TASK DIRECTIONS. All entries must be extracted exactly, with nothing added or dropped.

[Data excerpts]
*-*-*
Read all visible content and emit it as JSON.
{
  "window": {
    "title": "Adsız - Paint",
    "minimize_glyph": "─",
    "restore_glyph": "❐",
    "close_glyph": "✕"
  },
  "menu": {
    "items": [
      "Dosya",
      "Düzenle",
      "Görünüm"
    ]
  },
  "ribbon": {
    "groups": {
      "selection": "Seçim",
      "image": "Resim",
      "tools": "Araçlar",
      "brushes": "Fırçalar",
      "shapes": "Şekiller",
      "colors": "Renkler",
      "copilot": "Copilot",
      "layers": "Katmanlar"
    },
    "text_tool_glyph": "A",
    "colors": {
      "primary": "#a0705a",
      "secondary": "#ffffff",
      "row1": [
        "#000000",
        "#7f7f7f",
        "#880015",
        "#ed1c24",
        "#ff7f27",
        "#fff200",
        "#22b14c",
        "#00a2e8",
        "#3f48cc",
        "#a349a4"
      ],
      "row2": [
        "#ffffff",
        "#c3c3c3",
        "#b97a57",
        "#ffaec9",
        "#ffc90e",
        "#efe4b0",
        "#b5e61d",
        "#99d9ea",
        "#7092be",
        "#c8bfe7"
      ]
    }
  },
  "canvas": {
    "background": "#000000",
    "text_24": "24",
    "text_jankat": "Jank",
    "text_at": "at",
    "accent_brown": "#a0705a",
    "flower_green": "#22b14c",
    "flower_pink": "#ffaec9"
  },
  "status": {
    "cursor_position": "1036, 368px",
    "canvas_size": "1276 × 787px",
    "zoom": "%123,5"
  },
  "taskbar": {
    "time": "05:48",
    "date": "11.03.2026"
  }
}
*-*-*
EXERCISE RESULT.
Read all visible content and emit it as JSON.
{
  "window": {
    "title": "Adsız - Paint",
    "minimize_glyph": "─",
    "restore_glyph": "❐",
    "close_glyph": "✕"
  },
  "menu": {
    "items": [
      "Dosya",
      "Düzenle",
      "Görünüm"
    ]
  },
  "ribbon": {
    "groups": {
      "selection": "Seçim",
      "image": "Resim",
      "tools": "Araçlar",
      "brushes": "Fırçalar",
      "shapes": "Şekiller",
      "colors": "Renkler",
      "copilot": "Copilot",
      "layers": "Katmanlar"
    },
    "text_tool_glyph": "A",
    "colors": {
      "primary": "#a0705a",
      "secondary": "#ffffff",
      "row1": [
        "#000000",
        "#7f7f7f",
        "#880015",
        "#ed1c24",
        "#ff7f27",
        "#fff200",
        "#22b14c",
        "#00a2e8",
        "#3f48cc",
        "#a349a4"
      ],
      "row2": [
        "#ffffff",
        "#c3c3c3",
        "#b97a57",
        "#ffaec9",
        "#ffc90e",
        "#efe4b0",
        "#b5e61d",
        "#99d9ea",
        "#7092be",
        "#c8bfe7"
      ]
    }
  },
  "canvas": {
    "background": "#000000",
    "text_24": "24",
    "text_jankat": "Jank",
    "text_at": "at",
    "accent_brown": "#a0705a",
    "flower_green": "#22b14c",
    "flower_pink": "#ffaec9"
  },
  "status": {
    "cursor_position": "1036, 368px",
    "canvas_size": "1276 × 787px",
    "zoom": "%123,5"
  },
  "taskbar": {
    "time": "05:48",
    "date": "11.03.2026"
  }
}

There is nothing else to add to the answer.